> **CHALLENGE A**: In the text on cleaning up a broken fluorescent bulb, what should be used to pick up any remaining small glass pieces and powder from hard surfaces?

Here’s the full clean-up procedure from the EPA (Italicized text are my own comments):

How should I clean up a broken fluorescent bulb? Because CFLs contain a small amount of mercury, EPA recommends the following clean-up and disposal guidelines:

1. Before Clean-up: Air Out the Room

  • Have people and pets leave the room, and don’t let anyone walk through the breakage area on their way out.
  • Open a window and leave the room for 15 minutes or more. (Some groups recommend as much as an hour)
  • Shut off the central forced-air heating/air conditioning system, if you have one.

2. Clean-Up Steps for Hard Surfaces

  • Carefully scoop up glass fragments and powder using stiff paper or cardboard and place them in a glass jar with metal lid (such as a canning jar) or in a sealed plastic bag.
  • Use sticky tape, such as duct tape, to pick up any remaining small glass pieces and powder.
  • Wipe the area clean with damp paper towels or disposable wet wipes. Place towels in the glass jar or plastic bag.
  • Do not use a vacuum or broom to clean up the broken bulb on hard surfaces.

3. Clean-up Steps for Carpeting or Rug:

  • Carefully pick up glass fragments and place them in a glass jar with metal lid (such as a canning jar) or in a sealed plastic bag.
  • Use sticky tape, such as duct tape, to pick up any remaining small glass fragments and powder.
  • If vacuuming is needed after all visible materials are removed, vacuum the area where the bulb was broken.
  • Remove the vacuum bag (or empty and wipe the canister), and put the bag or vacuum debris in a sealed plastic bag.

4. Clean-up Steps for Clothing, Bedding, etc.:

  • If clothing or bedding materials come in direct contact with broken glass or mercury-containing powder from inside the bulb that may stick to the fabric, the clothing or bedding should be thrown away.
  • Do not wash such clothing or bedding because mercury fragments in the clothing may contaminate the machine and/or pollute sewage.

> **Stored items**:
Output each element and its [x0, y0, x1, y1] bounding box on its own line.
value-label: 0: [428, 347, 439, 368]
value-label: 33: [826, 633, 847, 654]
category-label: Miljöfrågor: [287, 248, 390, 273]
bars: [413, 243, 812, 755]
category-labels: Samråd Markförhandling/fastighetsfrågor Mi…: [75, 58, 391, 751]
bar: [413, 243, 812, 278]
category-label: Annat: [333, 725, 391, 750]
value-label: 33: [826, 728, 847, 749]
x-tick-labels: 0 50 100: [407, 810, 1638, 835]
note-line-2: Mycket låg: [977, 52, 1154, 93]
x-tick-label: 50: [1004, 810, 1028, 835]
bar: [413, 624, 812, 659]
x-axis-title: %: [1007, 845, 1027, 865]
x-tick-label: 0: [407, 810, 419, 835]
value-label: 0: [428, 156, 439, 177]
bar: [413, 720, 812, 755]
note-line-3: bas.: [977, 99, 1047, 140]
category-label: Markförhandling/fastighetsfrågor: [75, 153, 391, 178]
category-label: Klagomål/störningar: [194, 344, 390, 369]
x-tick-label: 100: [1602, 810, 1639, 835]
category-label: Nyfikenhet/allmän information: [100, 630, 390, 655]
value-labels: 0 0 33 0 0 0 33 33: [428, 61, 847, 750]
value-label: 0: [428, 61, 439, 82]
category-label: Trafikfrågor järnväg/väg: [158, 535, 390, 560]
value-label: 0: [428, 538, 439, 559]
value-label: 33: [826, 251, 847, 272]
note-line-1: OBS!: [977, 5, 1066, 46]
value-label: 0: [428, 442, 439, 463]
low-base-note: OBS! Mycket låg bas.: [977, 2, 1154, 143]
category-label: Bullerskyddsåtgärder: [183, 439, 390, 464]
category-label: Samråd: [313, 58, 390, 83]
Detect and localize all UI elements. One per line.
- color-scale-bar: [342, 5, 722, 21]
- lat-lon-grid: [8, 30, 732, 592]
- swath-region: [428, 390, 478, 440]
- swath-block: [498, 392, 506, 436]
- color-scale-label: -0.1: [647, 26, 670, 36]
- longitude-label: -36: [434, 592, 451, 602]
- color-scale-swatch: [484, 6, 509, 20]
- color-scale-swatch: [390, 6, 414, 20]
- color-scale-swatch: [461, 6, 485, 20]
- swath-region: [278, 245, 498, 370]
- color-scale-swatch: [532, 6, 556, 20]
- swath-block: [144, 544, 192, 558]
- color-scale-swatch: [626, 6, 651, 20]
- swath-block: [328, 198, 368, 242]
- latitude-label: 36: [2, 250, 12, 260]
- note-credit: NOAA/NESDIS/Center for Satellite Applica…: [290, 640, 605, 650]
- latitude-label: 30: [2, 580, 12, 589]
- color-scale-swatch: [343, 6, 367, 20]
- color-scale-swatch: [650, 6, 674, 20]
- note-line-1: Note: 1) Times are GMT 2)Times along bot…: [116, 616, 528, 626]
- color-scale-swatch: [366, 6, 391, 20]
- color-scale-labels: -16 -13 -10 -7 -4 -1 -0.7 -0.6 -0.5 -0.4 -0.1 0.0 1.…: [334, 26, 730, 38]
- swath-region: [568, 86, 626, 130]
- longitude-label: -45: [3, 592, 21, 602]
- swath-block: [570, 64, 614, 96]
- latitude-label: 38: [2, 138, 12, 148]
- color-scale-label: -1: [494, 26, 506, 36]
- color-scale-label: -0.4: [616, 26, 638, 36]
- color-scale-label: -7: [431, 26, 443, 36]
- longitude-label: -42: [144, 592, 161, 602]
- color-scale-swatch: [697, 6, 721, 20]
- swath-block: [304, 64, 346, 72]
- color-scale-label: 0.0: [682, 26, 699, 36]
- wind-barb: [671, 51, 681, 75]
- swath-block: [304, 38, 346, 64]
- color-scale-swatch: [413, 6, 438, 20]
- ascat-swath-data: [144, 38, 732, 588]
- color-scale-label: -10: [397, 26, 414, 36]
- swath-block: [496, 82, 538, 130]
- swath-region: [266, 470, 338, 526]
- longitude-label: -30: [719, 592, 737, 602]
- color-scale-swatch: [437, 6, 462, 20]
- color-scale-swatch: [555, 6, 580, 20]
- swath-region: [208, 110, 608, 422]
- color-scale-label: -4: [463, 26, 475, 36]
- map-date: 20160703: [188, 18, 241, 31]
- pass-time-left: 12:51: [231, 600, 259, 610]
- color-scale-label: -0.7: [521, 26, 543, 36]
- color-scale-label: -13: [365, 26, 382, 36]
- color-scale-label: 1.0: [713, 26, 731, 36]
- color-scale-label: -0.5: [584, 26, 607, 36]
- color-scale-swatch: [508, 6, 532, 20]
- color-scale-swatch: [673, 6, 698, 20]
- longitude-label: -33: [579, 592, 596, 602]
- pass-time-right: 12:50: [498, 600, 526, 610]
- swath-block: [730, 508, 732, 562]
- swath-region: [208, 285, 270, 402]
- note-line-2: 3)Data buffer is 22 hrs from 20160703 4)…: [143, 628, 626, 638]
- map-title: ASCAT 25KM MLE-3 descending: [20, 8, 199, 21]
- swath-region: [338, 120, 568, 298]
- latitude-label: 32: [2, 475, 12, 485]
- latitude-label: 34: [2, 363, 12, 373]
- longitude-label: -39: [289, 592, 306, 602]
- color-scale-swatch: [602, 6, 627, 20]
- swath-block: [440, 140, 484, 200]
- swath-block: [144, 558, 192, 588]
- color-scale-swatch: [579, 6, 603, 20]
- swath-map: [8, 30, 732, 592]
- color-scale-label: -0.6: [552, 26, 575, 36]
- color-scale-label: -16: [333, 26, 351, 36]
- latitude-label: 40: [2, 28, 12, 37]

> **CHALLENGE B**: Edit the rows, from the first row of the stored items up to and including the row with "category-label: Annat: [333, 725, 391, 750]", by replacing "value-label" with "data-label" and leaving everything else unchanged.

> **PROBLEM SOLUTION A**: Sticky tape, such as duct tape.

> **PROBLEM SOLUTION B**:
Output each element and its [x0, y0, x1, y1] bounding box on its own line.
data-label: 0: [428, 347, 439, 368]
data-label: 33: [826, 633, 847, 654]
category-label: Miljöfrågor: [287, 248, 390, 273]
bars: [413, 243, 812, 755]
category-labels: Samråd Markförhandling/fastighetsfrågor Mi…: [75, 58, 391, 751]
bar: [413, 243, 812, 278]
category-label: Annat: [333, 725, 391, 750]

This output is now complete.